Saved entries
^^^^
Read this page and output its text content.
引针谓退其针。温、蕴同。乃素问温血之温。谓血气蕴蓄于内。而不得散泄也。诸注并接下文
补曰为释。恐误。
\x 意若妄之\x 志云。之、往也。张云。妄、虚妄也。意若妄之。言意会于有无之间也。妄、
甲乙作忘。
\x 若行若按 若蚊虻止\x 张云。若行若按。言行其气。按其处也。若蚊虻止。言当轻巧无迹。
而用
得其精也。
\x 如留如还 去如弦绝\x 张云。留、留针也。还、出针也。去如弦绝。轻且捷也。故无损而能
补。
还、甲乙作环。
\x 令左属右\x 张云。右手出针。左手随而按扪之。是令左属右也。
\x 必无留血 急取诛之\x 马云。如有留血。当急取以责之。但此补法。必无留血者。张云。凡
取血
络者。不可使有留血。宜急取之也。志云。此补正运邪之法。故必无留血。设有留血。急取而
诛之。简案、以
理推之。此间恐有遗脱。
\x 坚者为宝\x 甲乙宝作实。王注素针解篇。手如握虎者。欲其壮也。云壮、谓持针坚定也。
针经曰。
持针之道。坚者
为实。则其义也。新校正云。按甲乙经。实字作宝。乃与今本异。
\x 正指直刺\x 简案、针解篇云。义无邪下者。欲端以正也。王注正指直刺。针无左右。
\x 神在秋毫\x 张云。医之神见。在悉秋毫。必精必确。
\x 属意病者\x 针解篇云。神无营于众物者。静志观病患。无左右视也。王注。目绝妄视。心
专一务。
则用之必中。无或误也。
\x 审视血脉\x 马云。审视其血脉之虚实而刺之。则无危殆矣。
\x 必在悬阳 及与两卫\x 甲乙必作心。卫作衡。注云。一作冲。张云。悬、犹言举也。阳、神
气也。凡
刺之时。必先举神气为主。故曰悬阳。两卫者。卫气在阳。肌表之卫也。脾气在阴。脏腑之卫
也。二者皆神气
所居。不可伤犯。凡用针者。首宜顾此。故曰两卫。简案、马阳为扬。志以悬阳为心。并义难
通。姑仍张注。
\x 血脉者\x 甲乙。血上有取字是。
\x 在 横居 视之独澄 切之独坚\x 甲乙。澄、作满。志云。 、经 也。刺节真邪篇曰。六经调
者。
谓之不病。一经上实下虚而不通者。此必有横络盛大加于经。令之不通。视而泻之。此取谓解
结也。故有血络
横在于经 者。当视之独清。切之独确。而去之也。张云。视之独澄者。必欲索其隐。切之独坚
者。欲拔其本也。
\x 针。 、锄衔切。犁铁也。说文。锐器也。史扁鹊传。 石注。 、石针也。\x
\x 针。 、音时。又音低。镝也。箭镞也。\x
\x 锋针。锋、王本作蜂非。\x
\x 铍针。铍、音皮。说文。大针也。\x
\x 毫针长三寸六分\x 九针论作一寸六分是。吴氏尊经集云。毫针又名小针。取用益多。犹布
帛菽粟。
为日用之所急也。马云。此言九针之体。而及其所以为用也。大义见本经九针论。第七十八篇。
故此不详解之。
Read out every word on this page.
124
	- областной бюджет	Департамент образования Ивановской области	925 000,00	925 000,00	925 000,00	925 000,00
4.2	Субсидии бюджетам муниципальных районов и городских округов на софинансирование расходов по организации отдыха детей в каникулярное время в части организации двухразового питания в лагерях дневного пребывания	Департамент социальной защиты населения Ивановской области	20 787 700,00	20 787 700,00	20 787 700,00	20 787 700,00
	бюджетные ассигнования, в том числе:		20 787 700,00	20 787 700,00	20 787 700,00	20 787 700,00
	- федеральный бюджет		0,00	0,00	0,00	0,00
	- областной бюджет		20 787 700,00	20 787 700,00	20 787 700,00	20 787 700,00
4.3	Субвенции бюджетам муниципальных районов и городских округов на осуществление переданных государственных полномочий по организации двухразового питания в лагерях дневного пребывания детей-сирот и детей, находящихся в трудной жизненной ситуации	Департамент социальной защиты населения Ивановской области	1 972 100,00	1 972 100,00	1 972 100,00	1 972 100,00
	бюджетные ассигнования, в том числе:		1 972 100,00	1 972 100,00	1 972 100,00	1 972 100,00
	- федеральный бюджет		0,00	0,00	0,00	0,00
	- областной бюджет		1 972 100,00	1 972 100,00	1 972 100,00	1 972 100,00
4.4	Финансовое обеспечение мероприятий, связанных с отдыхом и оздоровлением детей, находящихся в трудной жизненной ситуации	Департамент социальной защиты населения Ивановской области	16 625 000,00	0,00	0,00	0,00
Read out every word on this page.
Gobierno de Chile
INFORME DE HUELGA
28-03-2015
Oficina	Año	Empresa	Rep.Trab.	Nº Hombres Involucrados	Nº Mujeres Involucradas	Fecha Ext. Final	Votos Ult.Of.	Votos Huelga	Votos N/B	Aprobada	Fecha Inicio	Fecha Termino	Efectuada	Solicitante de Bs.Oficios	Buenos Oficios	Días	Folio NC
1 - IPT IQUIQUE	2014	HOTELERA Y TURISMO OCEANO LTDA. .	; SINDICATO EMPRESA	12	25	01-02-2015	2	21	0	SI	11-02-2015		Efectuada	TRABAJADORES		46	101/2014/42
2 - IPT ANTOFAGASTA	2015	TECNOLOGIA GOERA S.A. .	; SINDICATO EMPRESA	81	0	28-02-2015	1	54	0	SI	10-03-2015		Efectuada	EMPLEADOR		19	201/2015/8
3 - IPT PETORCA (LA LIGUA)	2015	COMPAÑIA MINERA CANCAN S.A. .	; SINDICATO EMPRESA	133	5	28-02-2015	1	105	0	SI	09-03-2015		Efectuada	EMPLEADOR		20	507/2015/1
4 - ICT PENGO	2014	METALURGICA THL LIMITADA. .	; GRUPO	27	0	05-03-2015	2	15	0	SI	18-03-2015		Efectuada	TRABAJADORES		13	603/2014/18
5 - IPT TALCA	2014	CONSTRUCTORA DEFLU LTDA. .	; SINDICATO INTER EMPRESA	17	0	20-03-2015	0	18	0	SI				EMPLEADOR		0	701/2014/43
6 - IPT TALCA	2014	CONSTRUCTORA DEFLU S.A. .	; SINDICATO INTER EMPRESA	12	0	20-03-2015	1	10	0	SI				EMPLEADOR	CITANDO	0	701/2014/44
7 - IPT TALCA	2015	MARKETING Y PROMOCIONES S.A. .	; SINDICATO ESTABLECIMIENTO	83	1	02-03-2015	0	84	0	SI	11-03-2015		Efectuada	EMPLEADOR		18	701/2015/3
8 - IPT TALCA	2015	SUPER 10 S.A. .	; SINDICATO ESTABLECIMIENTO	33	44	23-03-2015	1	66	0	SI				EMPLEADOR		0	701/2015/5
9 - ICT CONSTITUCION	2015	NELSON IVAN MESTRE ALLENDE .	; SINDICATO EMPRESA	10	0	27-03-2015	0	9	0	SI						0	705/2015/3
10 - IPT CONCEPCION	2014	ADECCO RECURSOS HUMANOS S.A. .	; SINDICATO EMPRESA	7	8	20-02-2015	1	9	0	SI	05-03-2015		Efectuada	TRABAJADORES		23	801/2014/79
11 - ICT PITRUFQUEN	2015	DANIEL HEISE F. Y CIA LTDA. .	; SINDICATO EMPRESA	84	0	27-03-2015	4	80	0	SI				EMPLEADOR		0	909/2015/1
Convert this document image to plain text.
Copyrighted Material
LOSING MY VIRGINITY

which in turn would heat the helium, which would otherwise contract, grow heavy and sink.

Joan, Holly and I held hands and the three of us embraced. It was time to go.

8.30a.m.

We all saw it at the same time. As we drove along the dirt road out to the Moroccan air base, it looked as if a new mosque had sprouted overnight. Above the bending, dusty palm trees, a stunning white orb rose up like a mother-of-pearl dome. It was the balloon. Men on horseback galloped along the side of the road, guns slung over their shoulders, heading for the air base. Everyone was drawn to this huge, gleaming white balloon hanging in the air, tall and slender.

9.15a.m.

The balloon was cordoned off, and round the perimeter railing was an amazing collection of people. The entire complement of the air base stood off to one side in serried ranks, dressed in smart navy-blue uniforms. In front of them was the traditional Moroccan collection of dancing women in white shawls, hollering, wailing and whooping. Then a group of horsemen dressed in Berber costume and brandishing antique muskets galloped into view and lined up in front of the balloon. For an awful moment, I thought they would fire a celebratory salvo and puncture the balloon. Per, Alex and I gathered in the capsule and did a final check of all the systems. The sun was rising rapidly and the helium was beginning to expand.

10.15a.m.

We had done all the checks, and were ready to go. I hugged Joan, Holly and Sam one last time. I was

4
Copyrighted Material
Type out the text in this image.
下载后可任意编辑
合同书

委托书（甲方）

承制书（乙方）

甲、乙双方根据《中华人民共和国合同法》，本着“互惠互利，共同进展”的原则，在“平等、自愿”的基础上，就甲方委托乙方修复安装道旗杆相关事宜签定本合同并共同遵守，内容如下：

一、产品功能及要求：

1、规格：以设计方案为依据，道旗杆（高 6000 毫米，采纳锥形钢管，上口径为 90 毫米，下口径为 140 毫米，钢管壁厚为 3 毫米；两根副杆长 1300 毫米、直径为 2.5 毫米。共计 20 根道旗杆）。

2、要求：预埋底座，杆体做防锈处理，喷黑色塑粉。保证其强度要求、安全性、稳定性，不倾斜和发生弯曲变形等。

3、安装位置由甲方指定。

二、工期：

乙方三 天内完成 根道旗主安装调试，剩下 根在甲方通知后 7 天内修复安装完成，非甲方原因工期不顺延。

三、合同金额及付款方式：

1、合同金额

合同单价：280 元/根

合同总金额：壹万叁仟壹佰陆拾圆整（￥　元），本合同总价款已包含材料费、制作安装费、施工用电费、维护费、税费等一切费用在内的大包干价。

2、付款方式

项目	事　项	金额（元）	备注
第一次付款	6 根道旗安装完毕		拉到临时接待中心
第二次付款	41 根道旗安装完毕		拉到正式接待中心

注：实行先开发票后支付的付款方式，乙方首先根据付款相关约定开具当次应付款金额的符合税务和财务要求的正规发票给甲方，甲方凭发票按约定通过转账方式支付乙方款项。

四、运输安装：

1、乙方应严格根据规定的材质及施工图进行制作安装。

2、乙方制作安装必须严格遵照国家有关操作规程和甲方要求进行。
^^^^
Collect from the data above every line that includes "side".

### Correct output
We all saw it at the same time. As we drove along the dirt road out to the Moroccan air base, it looked as if a new mosque had sprouted overnight. Above the bending, dusty palm trees, a stunning white orb rose up like a mother-of-pearl dome. It was the balloon. Men on horseback galloped along the side of the road, guns slung over their shoulders, heading for the air base. Everyone was drawn to this huge, gleaming white balloon hanging in the air, tall and slender.
The balloon was cordoned off, and round the perimeter railing was an amazing collection of people. The entire complement of the air base stood off to one side in serried ranks, dressed in smart navy-blue uniforms. In front of them was the traditional Moroccan collection of dancing women in white shawls, hollering, wailing and whooping. Then a group of horsemen dressed in Berber costume and brandishing antique muskets galloped into view and lined up in front of the balloon. For an awful moment, I thought they would fire a celebratory salvo and puncture the balloon. Per, Alex and I gathered in the capsule and did a final check of all the systems. The sun was rising rapidly and the helium was beginning to expand.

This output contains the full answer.